Material shown:
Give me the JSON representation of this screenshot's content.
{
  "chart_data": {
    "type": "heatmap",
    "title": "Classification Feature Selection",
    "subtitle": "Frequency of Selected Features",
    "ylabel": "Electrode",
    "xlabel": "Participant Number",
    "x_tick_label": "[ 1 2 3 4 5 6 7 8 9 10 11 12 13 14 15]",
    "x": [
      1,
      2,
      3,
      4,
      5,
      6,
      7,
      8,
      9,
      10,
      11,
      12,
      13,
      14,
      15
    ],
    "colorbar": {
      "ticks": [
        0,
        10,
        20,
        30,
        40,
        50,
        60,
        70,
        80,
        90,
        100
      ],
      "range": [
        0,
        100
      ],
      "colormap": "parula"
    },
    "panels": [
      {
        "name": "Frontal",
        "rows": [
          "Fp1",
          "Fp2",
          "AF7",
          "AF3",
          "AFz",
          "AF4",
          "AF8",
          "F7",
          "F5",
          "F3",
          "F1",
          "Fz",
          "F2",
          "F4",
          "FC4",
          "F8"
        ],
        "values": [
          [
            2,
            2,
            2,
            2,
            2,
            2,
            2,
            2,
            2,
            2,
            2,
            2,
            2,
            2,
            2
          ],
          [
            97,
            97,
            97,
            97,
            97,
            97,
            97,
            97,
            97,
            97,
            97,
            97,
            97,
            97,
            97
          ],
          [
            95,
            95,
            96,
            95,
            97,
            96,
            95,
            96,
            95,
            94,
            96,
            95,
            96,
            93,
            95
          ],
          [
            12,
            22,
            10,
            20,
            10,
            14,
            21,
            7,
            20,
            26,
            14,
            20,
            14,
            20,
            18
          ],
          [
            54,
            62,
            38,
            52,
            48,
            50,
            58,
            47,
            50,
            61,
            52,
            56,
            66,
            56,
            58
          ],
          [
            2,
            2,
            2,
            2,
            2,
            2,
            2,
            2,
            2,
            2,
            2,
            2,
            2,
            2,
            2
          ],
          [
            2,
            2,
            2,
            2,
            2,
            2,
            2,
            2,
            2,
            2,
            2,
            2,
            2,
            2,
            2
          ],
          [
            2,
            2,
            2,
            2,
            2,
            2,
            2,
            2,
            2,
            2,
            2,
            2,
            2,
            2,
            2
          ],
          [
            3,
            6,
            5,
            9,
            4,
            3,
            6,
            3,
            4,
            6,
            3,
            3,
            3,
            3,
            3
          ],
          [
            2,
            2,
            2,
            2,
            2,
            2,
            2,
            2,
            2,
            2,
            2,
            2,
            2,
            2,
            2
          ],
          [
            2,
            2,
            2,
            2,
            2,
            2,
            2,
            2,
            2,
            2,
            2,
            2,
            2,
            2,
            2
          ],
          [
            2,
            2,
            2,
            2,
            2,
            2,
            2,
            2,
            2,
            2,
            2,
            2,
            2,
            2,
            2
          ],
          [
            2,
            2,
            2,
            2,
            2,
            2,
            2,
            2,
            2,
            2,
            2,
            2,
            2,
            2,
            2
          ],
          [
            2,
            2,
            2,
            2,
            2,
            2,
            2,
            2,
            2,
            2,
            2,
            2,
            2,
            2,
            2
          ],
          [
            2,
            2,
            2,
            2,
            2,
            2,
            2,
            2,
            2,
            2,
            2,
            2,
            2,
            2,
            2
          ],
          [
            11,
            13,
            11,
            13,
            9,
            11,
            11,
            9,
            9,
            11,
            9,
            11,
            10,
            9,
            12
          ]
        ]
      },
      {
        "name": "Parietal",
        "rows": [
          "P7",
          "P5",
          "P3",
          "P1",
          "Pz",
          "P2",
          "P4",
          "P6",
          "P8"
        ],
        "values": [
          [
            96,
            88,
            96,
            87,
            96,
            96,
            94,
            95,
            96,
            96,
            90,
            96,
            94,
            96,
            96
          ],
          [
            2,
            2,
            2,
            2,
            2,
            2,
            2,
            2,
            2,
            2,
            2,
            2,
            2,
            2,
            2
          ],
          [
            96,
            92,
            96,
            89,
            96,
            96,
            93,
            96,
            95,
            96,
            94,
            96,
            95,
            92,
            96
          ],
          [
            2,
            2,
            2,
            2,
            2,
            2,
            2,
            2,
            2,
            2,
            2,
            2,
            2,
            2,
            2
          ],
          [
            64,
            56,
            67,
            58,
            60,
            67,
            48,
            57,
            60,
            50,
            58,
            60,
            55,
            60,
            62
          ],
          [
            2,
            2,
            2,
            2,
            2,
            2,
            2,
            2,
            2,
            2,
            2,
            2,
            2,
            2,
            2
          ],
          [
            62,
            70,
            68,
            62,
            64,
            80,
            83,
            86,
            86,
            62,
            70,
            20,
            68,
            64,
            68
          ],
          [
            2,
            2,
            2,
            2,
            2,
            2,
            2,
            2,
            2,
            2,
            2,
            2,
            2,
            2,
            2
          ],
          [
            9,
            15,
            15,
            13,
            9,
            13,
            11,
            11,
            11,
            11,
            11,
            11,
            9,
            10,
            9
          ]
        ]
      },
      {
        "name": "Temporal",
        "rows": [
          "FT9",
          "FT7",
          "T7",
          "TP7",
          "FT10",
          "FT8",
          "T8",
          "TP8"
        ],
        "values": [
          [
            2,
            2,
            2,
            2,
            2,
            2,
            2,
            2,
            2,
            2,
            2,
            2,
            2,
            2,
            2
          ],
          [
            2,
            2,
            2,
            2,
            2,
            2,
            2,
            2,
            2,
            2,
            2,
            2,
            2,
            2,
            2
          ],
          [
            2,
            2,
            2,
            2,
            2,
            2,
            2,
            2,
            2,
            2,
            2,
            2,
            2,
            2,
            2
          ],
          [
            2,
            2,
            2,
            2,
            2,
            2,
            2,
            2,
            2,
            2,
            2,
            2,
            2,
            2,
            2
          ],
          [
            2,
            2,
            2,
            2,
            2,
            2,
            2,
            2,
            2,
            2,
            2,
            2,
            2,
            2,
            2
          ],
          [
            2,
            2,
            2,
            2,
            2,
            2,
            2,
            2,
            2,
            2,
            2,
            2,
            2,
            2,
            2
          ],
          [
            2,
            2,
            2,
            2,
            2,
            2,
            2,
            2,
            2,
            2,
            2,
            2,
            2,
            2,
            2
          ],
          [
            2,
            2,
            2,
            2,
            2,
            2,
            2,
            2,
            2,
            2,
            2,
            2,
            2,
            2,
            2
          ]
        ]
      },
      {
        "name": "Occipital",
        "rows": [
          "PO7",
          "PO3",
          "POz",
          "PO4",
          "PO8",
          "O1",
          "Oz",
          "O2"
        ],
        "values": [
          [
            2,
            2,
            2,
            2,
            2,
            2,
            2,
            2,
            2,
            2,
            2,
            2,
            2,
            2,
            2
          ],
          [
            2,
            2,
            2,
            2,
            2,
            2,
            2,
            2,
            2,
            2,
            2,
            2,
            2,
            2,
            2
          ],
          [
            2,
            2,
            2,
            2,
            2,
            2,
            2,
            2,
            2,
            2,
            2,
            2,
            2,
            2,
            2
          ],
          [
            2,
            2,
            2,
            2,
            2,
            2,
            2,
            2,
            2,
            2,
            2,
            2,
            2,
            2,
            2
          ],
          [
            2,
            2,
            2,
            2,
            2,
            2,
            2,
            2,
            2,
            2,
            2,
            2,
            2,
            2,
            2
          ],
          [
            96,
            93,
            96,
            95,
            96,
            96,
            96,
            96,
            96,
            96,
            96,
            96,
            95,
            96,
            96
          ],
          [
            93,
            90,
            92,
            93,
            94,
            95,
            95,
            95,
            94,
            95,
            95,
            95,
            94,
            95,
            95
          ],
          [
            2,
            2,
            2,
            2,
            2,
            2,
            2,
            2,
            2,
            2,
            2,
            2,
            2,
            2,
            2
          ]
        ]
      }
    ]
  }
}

Problem details:
Go through the records and print each one exactly.

Output for this exercise:
Give me the JSON representation of this screenshot's content.
{
  "chart_data": {
    "type": "heatmap",
    "title": "Classification Feature Selection",
    "subtitle": "Frequency of Selected Features",
    "ylabel": "Electrode",
    "xlabel": "Participant Number",
    "x_tick_label": "[ 1 2 3 4 5 6 7 8 9 10 11 12 13 14 15]",
    "x": [
      1,
      2,
      3,
      4,
      5,
      6,
      7,
      8,
      9,
      10,
      11,
      12,
      13,
      14,
      15
    ],
    "colorbar": {
      "ticks": [
        0,
        10,
        20,
        30,
        40,
        50,
        60,
        70,
        80,
        90,
        100
      ],
      "range": [
        0,
        100
      ],
      "colormap": "parula"
    },
    "panels": [
      {
        "name": "Frontal",
        "rows": [
          "Fp1",
          "Fp2",
          "AF7",
          "AF3",
          "AFz",
          "AF4",
          "AF8",
          "F7",
          "F5",
          "F3",
          "F1",
          "Fz",
          "F2",
          "F4",
          "FC4",
          "F8"
        ],
        "values": [
          [
            2,
            2,
            2,
            2,
            2,
            2,
            2,
            2,
            2,
            2,
            2,
            2,
            2,
            2,
            2
          ],
          [
            97,
            97,
            97,
            97,
            97,
            97,
            97,
            97,
            97,
            97,
            97,
            97,
            97,
            97,
            97
          ],
          [
            95,
            95,
            96,
            95,
            97,
            96,
            95,
            96,
            95,
            94,
            96,
            95,
            96,
            93,
            95
          ],
          [
            12,
            22,
            10,
            20,
            10,
            14,
            21,
            7,
            20,
            26,
            14,
            20,
            14,
            20,
            18
          ],
          [
            54,
            62,
            38,
            52,
            48,
            50,
            58,
            47,
            50,
            61,
            52,
            56,
            66,
            56,
            58
          ],
          [
            2,
            2,
            2,
            2,
            2,
            2,
            2,
            2,
            2,
            2,
            2,
            2,
            2,
            2,
            2
          ],
          [
            2,
            2,
            2,
            2,
            2,
            2,
            2,
            2,
            2,
            2,
            2,
            2,
            2,
            2,
            2
          ],
          [
            2,
            2,
            2,
            2,
            2,
            2,
            2,
            2,
            2,
            2,
            2,
            2,
            2,
            2,
            2
          ],
          [
            3,
            6,
            5,
            9,
            4,
            3,
            6,
            3,
            4,
            6,
            3,
            3,
            3,
            3,
            3
          ],
          [
            2,
            2,
            2,
            2,
            2,
            2,
            2,
            2,
            2,
            2,
            2,
            2,
            2,
            2,
            2
          ],
          [
            2,
            2,
            2,
            2,
            2,
            2,
            2,
            2,
            2,
            2,
            2,
            2,
            2,
            2,
            2
          ],
          [
            2,
            2,
            2,
            2,
            2,
            2,
            2,
            2,
            2,
            2,
            2,
            2,
            2,
            2,
            2
          ],
          [
            2,
            2,
            2,
            2,
            2,
            2,
            2,
            2,
            2,
            2,
            2,
            2,
            2,
            2,
            2
          ],
          [
            2,
            2,
            2,
            2,
            2,
            2,
            2,
            2,
            2,
            2,
            2,
            2,
            2,
            2,
            2
          ],
          [
            2,
            2,
            2,
            2,
            2,
            2,
            2,
            2,
            2,
            2,
            2,
            2,
            2,
            2,
            2
          ],
          [
            11,
            13,
            11,
            13,
            9,
            11,
            11,
            9,
            9,
            11,
            9,
            11,
            10,
            9,
            12
          ]
        ]
      },
      {
        "name": "Parietal",
        "rows": [
          "P7",
          "P5",
          "P3",
          "P1",
          "Pz",
          "P2",
          "P4",
          "P6",
          "P8"
        ],
        "values": [
          [
            96,
            88,
            96,
            87,
            96,
            96,
            94,
            95,
            96,
            96,
            90,
            96,
            94,
            96,
            96
          ],
          [
            2,
            2,
            2,
            2,
            2,
            2,
            2,
            2,
            2,
            2,
            2,
            2,
            2,
            2,
            2
          ],
          [
            96,
            92,
            96,
            89,
            96,
            96,
            93,
            96,
            95,
            96,
            94,
            96,
            95,
            92,
            96
          ],
          [
            2,
            2,
            2,
            2,
            2,
            2,
            2,
            2,
            2,
            2,
            2,
            2,
            2,
            2,
            2
          ],
          [
            64,
            56,
            67,
            58,
            60,
            67,
            48,
            57,
            60,
            50,
            58,
            60,
            55,
            60,
            62
          ],
          [
            2,
            2,
            2,
            2,
            2,
            2,
            2,
            2,
            2,
            2,
            2,
            2,
            2,
            2,
            2
          ],
          [
            62,
            70,
            68,
            62,
            64,
            80,
            83,
            86,
            86,
            62,
            70,
            20,
            68,
            64,
            68
          ],
          [
            2,
            2,
            2,
            2,
            2,
            2,
            2,
            2,
            2,
            2,
            2,
            2,
            2,
            2,
            2
          ],
          [
            9,
            15,
            15,
            13,
            9,
            13,
            11,
            11,
            11,
            11,
            11,
            11,
            9,
            10,
            9
          ]
        ]
      },
      {
        "name": "Temporal",
        "rows": [
          "FT9",
          "FT7",
          "T7",
          "TP7",
          "FT10",
          "FT8",
          "T8",
          "TP8"
        ],
        "values": [
          [
            2,
            2,
            2,
            2,
            2,
            2,
            2,
            2,
            2,
            2,
            2,
            2,
            2,
            2,
            2
          ],
          [
            2,
            2,
            2,
            2,
            2,
            2,
            2,
            2,
            2,
            2,
            2,
            2,
            2,
            2,
            2
          ],
          [
            2,
            2,
            2,
            2,
            2,
            2,
            2,
            2,
            2,
            2,
            2,
            2,
            2,
            2,
            2
          ],
          [
            2,
            2,
            2,
            2,
            2,
            2,
            2,
            2,
            2,
            2,
            2,
            2,
            2,
            2,
            2
          ],
          [
            2,
            2,
            2,
            2,
            2,
            2,
            2,
            2,
            2,
            2,
            2,
            2,
            2,
            2,
            2
          ],
          [
            2,
            2,
            2,
            2,
            2,
            2,
            2,
            2,
            2,
            2,
            2,
            2,
            2,
            2,
            2
          ],
          [
            2,
            2,
            2,
            2,
            2,
            2,
            2,
            2,
            2,
            2,
            2,
            2,
            2,
            2,
            2
          ],
          [
            2,
            2,
            2,
            2,
            2,
            2,
            2,
            2,
            2,
            2,
            2,
            2,
            2,
            2,
            2
          ]
        ]
      },
      {
        "name": "Occipital",
        "rows": [
          "PO7",
          "PO3",
          "POz",
          "PO4",
          "PO8",
          "O1",
          "Oz",
          "O2"
        ],
        "values": [
          [
            2,
            2,
            2,
            2,
            2,
            2,
            2,
            2,
            2,
            2,
            2,
            2,
            2,
            2,
            2
          ],
          [
            2,
            2,
            2,
            2,
            2,
            2,
            2,
            2,
            2,
            2,
            2,
            2,
            2,
            2,
            2
          ],
          [
            2,
            2,
            2,
            2,
            2,
            2,
            2,
            2,
            2,
            2,
            2,
            2,
            2,
            2,
            2
          ],
          [
            2,
            2,
            2,
            2,
            2,
            2,
            2,
            2,
            2,
            2,
            2,
            2,
            2,
            2,
            2
          ],
          [
            2,
            2,
            2,
            2,
            2,
            2,
            2,
            2,
            2,
            2,
            2,
            2,
            2,
            2,
            2
          ],
          [
            96,
            93,
            96,
            95,
            96,
            96,
            96,
            96,
            96,
            96,
            96,
            96,
            95,
            96,
            96
          ],
          [
            93,
            90,
            92,
            93,
            94,
            95,
            95,
            95,
            94,
            95,
            95,
            95,
            94,
            95,
            95
          ],
          [
            2,
            2,
            2,
            2,
            2,
            2,
            2,
            2,
            2,
            2,
            2,
            2,
            2,
            2,
            2
          ]
        ]
      }
    ]
  }
}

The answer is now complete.